EXERCISE GOAL>
Each line containing the word "this" must be collected.
----- THE DATA -----
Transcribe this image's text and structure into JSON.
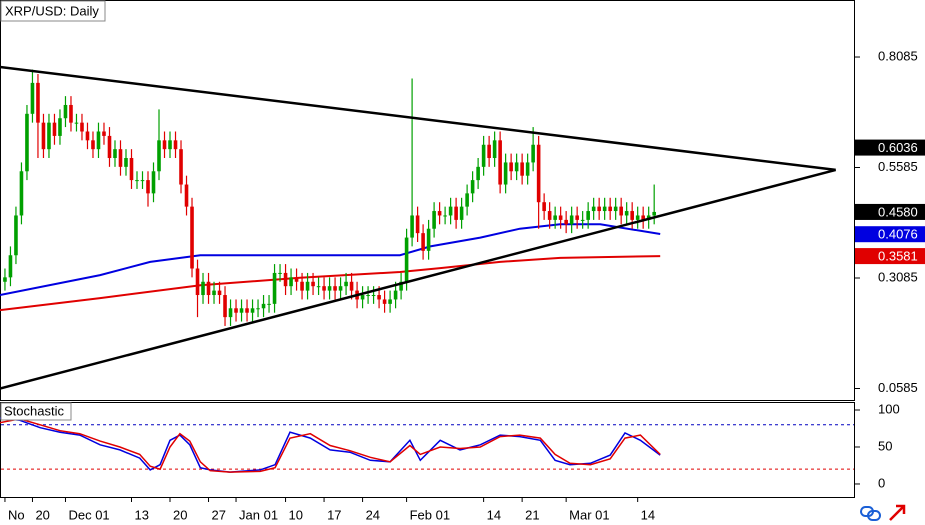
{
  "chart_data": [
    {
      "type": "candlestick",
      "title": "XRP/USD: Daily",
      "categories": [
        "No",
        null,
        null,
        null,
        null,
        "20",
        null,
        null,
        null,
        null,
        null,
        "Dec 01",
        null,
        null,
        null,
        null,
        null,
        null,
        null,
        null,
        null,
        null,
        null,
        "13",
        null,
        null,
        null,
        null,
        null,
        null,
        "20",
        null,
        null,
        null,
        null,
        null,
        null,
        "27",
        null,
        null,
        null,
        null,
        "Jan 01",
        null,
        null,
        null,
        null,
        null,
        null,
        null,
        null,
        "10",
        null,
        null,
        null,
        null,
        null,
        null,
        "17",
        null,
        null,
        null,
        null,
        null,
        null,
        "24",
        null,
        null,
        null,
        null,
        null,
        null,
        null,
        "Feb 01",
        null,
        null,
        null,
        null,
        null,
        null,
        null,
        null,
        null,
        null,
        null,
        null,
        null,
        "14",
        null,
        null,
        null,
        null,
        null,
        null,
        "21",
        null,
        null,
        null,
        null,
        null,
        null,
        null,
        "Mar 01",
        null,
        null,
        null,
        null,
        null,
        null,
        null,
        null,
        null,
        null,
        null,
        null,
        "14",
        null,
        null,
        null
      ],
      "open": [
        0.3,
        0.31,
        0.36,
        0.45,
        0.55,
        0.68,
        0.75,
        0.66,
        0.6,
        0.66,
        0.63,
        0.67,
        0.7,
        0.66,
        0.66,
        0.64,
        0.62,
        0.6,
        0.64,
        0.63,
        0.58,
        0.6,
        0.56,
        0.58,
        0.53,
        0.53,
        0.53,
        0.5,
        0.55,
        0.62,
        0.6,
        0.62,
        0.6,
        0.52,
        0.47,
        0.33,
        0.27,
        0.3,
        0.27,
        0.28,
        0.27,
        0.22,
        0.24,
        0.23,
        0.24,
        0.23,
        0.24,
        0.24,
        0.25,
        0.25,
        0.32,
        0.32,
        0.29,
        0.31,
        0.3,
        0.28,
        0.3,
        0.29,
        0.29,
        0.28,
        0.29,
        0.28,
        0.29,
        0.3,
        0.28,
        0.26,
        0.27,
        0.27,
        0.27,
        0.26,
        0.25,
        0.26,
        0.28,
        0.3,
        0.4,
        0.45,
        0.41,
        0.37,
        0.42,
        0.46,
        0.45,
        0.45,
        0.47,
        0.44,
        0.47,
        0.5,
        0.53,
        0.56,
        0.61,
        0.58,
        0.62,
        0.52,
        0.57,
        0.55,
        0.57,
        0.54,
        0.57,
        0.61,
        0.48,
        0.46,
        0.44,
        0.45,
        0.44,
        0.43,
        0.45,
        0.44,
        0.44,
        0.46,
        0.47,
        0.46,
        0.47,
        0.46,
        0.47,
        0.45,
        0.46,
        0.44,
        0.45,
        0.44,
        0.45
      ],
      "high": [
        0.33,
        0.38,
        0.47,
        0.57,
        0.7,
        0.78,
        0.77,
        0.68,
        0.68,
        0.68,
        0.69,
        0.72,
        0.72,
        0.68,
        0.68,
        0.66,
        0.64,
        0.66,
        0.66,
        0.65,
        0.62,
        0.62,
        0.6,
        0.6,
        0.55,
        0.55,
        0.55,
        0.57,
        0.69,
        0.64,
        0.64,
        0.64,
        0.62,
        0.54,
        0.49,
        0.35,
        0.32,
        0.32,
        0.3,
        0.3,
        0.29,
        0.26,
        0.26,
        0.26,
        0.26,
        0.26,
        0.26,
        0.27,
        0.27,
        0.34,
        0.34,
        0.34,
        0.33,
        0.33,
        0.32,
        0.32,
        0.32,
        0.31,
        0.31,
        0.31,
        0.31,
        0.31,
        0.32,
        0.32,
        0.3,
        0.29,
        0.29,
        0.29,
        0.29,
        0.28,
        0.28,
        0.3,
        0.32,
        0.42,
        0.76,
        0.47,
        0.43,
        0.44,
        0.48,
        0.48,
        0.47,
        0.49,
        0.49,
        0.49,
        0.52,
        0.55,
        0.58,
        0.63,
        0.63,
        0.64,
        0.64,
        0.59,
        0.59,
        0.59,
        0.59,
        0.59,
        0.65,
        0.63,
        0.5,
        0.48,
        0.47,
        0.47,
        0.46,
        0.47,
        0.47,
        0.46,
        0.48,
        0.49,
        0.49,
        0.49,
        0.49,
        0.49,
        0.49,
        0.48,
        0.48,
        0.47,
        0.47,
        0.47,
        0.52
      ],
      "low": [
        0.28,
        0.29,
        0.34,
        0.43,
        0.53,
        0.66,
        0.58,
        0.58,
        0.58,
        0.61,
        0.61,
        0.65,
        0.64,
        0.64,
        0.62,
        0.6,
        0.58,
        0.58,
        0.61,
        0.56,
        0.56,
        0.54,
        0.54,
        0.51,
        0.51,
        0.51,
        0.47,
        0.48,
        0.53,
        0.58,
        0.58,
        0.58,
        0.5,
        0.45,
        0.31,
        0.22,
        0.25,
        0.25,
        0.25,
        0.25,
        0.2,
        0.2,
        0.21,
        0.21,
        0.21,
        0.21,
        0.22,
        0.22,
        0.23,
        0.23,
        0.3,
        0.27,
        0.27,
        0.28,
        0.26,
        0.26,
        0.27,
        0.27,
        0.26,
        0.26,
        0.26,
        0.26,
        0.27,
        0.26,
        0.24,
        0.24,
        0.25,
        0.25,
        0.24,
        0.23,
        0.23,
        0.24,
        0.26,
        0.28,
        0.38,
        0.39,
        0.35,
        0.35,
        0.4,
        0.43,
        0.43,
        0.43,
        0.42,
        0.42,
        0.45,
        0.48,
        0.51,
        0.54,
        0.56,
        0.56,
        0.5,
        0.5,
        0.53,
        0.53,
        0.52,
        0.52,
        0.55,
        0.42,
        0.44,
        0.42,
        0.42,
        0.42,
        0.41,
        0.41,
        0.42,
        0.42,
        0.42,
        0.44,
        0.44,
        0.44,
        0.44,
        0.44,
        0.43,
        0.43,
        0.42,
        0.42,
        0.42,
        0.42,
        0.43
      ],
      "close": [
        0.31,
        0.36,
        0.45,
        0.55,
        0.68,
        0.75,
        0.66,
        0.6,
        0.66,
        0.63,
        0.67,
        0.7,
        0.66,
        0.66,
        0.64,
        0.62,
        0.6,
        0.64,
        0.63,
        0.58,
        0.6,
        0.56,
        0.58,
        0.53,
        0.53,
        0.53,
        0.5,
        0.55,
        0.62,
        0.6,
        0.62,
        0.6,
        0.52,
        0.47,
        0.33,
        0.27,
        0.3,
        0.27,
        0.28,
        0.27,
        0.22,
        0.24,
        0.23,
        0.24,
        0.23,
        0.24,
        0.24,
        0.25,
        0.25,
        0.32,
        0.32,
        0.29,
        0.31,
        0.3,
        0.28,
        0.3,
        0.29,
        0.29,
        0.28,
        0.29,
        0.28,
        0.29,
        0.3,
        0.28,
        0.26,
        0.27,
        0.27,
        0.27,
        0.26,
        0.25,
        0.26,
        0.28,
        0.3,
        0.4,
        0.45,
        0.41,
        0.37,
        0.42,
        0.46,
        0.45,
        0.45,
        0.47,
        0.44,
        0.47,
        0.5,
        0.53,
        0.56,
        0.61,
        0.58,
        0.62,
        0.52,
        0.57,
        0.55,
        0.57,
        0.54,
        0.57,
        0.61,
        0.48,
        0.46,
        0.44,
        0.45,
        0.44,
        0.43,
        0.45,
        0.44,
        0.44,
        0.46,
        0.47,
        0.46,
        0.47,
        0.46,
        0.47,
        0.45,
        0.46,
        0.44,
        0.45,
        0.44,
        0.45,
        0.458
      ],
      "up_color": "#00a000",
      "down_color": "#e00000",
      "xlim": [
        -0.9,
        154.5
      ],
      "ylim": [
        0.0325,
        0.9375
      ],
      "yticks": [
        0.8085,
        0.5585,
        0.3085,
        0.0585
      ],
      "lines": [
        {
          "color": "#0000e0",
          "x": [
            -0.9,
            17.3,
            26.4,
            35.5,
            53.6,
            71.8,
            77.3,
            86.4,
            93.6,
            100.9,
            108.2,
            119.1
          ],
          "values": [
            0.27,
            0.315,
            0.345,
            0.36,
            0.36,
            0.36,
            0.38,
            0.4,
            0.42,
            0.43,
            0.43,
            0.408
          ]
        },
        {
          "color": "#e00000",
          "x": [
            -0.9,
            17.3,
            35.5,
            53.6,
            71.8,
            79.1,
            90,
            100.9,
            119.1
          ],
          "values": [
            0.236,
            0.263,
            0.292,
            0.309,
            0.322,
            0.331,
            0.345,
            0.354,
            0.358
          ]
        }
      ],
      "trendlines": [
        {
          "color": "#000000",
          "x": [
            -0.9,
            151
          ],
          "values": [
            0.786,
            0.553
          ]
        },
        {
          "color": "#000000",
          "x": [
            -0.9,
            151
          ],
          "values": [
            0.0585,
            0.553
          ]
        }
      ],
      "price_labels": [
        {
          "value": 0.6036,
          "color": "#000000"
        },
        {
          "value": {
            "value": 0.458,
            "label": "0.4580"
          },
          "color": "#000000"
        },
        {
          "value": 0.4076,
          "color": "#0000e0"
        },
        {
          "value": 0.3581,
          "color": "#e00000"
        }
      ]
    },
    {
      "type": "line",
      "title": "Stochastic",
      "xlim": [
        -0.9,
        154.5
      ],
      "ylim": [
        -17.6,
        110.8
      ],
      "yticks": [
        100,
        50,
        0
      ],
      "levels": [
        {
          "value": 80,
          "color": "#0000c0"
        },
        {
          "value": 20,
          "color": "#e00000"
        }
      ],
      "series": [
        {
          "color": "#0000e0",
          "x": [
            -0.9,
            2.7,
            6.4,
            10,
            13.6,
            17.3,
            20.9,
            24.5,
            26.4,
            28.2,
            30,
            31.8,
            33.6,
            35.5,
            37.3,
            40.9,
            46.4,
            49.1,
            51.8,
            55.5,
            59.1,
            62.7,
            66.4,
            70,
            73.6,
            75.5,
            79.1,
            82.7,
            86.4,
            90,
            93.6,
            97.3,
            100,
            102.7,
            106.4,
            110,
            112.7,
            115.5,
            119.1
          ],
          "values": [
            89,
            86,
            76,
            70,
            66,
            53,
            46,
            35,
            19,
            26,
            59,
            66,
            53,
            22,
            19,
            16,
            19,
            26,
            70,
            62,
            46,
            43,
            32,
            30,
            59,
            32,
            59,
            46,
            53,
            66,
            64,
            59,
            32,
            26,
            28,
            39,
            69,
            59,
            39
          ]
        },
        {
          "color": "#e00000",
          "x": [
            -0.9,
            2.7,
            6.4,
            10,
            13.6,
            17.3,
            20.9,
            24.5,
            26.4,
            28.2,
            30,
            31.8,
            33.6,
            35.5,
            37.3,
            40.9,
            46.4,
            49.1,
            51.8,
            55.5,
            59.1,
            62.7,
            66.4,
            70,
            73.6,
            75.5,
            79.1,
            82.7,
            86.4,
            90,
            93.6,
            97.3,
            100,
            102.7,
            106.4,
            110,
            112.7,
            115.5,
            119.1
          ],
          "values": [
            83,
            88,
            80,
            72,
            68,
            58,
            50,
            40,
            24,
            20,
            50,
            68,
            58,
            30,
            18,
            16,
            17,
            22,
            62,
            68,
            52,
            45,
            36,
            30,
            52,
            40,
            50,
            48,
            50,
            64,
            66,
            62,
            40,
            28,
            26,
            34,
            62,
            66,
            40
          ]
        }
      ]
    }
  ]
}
-----
----- THE DATA -----
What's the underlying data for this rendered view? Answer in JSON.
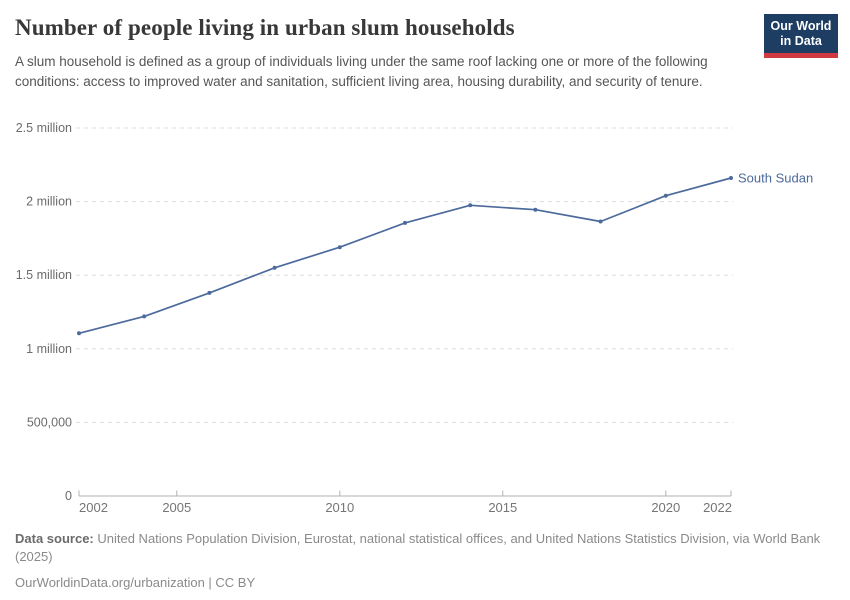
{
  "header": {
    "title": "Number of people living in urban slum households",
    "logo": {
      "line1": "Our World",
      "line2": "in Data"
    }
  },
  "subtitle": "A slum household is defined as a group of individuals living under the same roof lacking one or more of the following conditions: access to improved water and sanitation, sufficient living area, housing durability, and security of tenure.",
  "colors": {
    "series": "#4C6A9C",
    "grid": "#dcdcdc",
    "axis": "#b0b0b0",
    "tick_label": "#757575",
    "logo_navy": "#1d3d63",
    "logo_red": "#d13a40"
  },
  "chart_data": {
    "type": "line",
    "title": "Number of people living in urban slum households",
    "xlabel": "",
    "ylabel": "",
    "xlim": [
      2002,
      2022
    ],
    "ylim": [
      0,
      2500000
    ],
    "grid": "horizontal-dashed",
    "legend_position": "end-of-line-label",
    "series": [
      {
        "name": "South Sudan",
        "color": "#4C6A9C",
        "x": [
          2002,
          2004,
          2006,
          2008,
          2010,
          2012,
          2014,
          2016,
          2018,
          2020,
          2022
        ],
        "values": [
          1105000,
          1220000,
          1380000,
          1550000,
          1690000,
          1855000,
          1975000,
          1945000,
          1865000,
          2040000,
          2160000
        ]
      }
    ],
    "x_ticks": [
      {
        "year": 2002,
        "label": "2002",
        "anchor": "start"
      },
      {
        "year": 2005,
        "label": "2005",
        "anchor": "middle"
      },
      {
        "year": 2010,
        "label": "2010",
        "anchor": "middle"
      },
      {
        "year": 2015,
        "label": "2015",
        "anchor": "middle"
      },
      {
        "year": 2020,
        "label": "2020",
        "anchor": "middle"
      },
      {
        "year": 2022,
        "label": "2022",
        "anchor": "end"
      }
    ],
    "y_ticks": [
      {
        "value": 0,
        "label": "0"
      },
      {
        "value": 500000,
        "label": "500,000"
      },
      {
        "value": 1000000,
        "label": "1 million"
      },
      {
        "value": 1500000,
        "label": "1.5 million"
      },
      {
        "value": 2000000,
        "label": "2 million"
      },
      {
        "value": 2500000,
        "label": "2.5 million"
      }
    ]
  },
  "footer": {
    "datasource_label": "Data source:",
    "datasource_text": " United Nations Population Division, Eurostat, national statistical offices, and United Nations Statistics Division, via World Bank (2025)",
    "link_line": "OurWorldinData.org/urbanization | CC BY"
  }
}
-----
EXERCISE SOLUTION>
Transcribe this image's text and structure into JSON.
What's the underlying data for this rendered view? Answer in JSON.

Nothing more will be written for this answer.